Rozjeździliśmy się w tym roku… 😉 We wrześniu zaprezentowaliśmy „Pogorzelisko” w reż. Cezarego Ibera podczas II Festiwalu „KIERUNEK WSCHÓD” w Teatrze im. A. Węgierki w Białymstoku. Potem wyruszyliśmy ze spektaklem „Chory z urojenia” w reż. Waldemara Śmigasiewicza na Śląsk i już… Pierwszy etap tegorocznego programu „TEATR POLSKA” za nami! Tym razem wyjeżdżamy do Zabrza z kolejnym przedstawieniem: „LWÓW NIE ODDAMY!” w reż. Katarzyny Szyngiery. Nasz spektakl zostanie zaprezentowany zabrzańskiej publiczności w sobotę, 20 października 2018 r. podczas XVIII Festiwalu Dramaturgii Współczesnej „RZECZYWISTOŚĆ PRZEDSTAWIONA”.
„Festiwal, którego organizatorami są Miasto Zabrze i zabrzański Teatr Nowy ukazuje jeden z nurtów współczesnego teatru. Nurt ukierunkowany na realizacje i interpretacje dramatu (polskiego jak i obcego) powstałego po 1989 roku, który stara się spełniać postulat „lustra rzeczywistości” i pokazywać człowieka w szerokim kontekście socjologicznym, obyczajowym, politycznym, religijnym.”
⁂
*Polecenie A*:
Kiedy według dokumentu spektakl „LWÓW NIE ODDAMY!” zostanie pokazany publiczności w Zabrzu?
Dokument i listing nie mają ze sobą żadnego związku.
⁂
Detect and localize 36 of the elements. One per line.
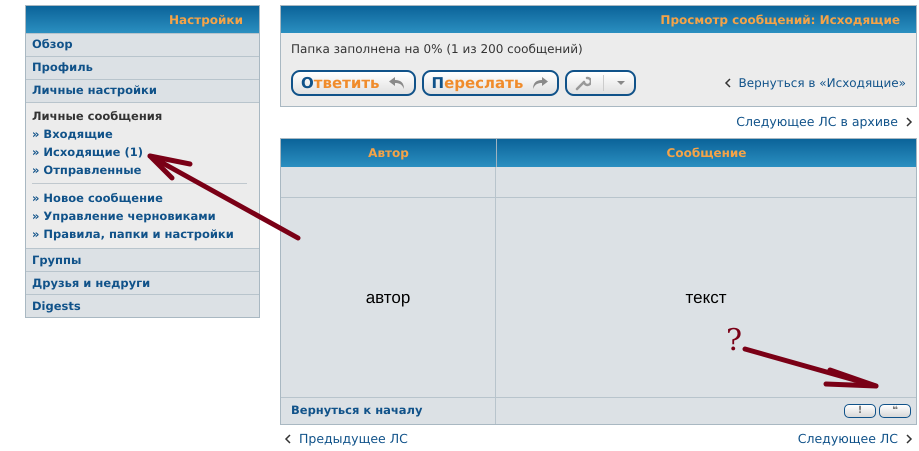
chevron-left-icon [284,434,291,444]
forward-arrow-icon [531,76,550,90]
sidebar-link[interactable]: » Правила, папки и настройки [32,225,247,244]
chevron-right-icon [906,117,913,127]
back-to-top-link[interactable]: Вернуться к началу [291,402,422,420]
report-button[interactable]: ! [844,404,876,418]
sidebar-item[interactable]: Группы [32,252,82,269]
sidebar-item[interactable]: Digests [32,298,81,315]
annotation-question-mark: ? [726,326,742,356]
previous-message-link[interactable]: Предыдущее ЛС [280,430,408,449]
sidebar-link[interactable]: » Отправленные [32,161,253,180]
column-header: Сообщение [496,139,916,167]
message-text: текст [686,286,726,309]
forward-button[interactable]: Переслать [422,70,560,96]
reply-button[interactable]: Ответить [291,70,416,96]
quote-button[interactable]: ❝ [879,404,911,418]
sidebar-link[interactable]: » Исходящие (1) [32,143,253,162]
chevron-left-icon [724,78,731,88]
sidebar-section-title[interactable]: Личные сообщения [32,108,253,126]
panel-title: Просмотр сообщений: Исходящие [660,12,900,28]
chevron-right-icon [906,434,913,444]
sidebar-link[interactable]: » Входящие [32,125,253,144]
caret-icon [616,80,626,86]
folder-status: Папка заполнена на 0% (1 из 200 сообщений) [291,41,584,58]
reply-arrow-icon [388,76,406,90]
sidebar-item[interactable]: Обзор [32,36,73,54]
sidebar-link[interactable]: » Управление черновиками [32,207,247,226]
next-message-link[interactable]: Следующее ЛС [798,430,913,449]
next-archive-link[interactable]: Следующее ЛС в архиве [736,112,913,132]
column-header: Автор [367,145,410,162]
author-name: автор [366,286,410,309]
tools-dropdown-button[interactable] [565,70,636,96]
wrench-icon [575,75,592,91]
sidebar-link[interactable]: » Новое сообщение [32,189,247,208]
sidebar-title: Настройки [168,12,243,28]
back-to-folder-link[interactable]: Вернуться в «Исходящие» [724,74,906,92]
⁂
*Polecenie B*:
Ile wierszy listingu zawiera ciąg „item”? Wielkość liter ma znaczenie.

*Pełna odpowiedź A*:
W sobotę, 20 października 2018 r.

*Pełna odpowiedź B*:
3